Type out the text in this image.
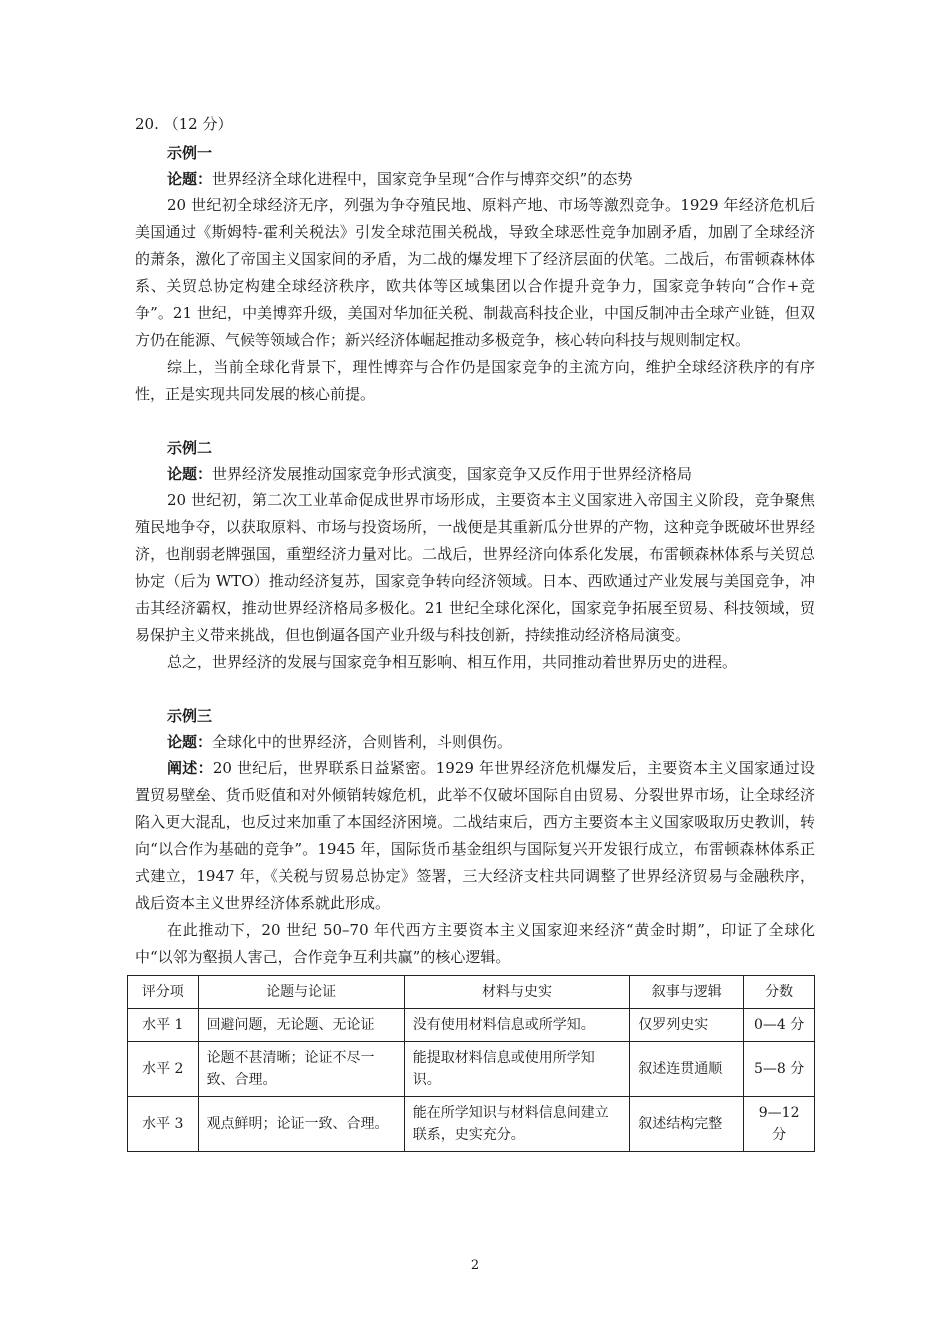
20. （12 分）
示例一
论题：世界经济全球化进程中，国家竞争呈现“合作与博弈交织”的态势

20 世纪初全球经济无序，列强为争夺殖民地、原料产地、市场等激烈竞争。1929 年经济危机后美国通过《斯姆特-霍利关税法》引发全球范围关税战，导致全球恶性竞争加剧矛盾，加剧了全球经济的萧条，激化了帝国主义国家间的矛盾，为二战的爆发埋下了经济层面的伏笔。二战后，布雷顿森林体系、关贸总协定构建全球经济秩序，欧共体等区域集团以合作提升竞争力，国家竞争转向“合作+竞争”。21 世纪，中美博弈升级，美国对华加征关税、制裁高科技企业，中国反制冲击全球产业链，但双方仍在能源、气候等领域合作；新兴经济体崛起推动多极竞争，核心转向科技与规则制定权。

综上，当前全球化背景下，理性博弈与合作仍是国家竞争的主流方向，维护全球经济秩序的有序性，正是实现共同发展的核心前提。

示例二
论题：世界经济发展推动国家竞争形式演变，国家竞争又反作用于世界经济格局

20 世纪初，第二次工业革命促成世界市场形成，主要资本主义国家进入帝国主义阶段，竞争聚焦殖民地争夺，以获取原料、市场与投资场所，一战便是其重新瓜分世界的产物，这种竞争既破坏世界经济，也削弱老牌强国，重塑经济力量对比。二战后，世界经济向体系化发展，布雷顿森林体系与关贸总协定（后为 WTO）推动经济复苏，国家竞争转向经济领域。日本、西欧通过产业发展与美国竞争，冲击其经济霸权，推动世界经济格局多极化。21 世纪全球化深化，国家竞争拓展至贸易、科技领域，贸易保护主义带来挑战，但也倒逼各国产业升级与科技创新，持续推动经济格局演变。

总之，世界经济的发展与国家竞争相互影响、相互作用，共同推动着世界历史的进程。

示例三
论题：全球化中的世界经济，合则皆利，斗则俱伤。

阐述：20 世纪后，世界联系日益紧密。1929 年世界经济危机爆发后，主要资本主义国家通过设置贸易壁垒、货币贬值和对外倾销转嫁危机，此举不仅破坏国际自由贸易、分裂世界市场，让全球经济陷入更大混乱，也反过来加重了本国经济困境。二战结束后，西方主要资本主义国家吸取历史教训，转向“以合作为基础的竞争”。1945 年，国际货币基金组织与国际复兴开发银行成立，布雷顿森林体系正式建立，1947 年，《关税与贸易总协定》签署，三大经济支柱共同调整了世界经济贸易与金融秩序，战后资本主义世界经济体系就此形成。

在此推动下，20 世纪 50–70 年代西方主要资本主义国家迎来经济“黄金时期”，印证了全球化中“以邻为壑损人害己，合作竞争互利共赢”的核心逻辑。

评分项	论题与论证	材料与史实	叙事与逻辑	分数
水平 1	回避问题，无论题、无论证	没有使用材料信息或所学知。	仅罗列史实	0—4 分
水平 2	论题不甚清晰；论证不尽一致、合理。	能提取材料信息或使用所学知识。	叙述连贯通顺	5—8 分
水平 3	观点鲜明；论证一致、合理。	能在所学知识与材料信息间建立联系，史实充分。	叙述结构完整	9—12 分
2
━━━━━━━━━━━━━━━━
**Stated task**
Each record above must be returned exactly as written, with its pictures omitted.

**Final result**
Type out the text in this image.
20. （12 分）
示例一
论题：世界经济全球化进程中，国家竞争呈现“合作与博弈交织”的态势

20 世纪初全球经济无序，列强为争夺殖民地、原料产地、市场等激烈竞争。1929 年经济危机后美国通过《斯姆特-霍利关税法》引发全球范围关税战，导致全球恶性竞争加剧矛盾，加剧了全球经济的萧条，激化了帝国主义国家间的矛盾，为二战的爆发埋下了经济层面的伏笔。二战后，布雷顿森林体系、关贸总协定构建全球经济秩序，欧共体等区域集团以合作提升竞争力，国家竞争转向“合作+竞争”。21 世纪，中美博弈升级，美国对华加征关税、制裁高科技企业，中国反制冲击全球产业链，但双方仍在能源、气候等领域合作；新兴经济体崛起推动多极竞争，核心转向科技与规则制定权。

综上，当前全球化背景下，理性博弈与合作仍是国家竞争的主流方向，维护全球经济秩序的有序性，正是实现共同发展的核心前提。

示例二
论题：世界经济发展推动国家竞争形式演变，国家竞争又反作用于世界经济格局

20 世纪初，第二次工业革命促成世界市场形成，主要资本主义国家进入帝国主义阶段，竞争聚焦殖民地争夺，以获取原料、市场与投资场所，一战便是其重新瓜分世界的产物，这种竞争既破坏世界经济，也削弱老牌强国，重塑经济力量对比。二战后，世界经济向体系化发展，布雷顿森林体系与关贸总协定（后为 WTO）推动经济复苏，国家竞争转向经济领域。日本、西欧通过产业发展与美国竞争，冲击其经济霸权，推动世界经济格局多极化。21 世纪全球化深化，国家竞争拓展至贸易、科技领域，贸易保护主义带来挑战，但也倒逼各国产业升级与科技创新，持续推动经济格局演变。

总之，世界经济的发展与国家竞争相互影响、相互作用，共同推动着世界历史的进程。

示例三
论题：全球化中的世界经济，合则皆利，斗则俱伤。

阐述：20 世纪后，世界联系日益紧密。1929 年世界经济危机爆发后，主要资本主义国家通过设置贸易壁垒、货币贬值和对外倾销转嫁危机，此举不仅破坏国际自由贸易、分裂世界市场，让全球经济陷入更大混乱，也反过来加重了本国经济困境。二战结束后，西方主要资本主义国家吸取历史教训，转向“以合作为基础的竞争”。1945 年，国际货币基金组织与国际复兴开发银行成立，布雷顿森林体系正式建立，1947 年，《关税与贸易总协定》签署，三大经济支柱共同调整了世界经济贸易与金融秩序，战后资本主义世界经济体系就此形成。

在此推动下，20 世纪 50–70 年代西方主要资本主义国家迎来经济“黄金时期”，印证了全球化中“以邻为壑损人害己，合作竞争互利共赢”的核心逻辑。

评分项	论题与论证	材料与史实	叙事与逻辑	分数
水平 1	回避问题，无论题、无论证	没有使用材料信息或所学知。	仅罗列史实	0—4 分
水平 2	论题不甚清晰；论证不尽一致、合理。	能提取材料信息或使用所学知识。	叙述连贯通顺	5—8 分
水平 3	观点鲜明；论证一致、合理。	能在所学知识与材料信息间建立联系，史实充分。	叙述结构完整	9—12 分
2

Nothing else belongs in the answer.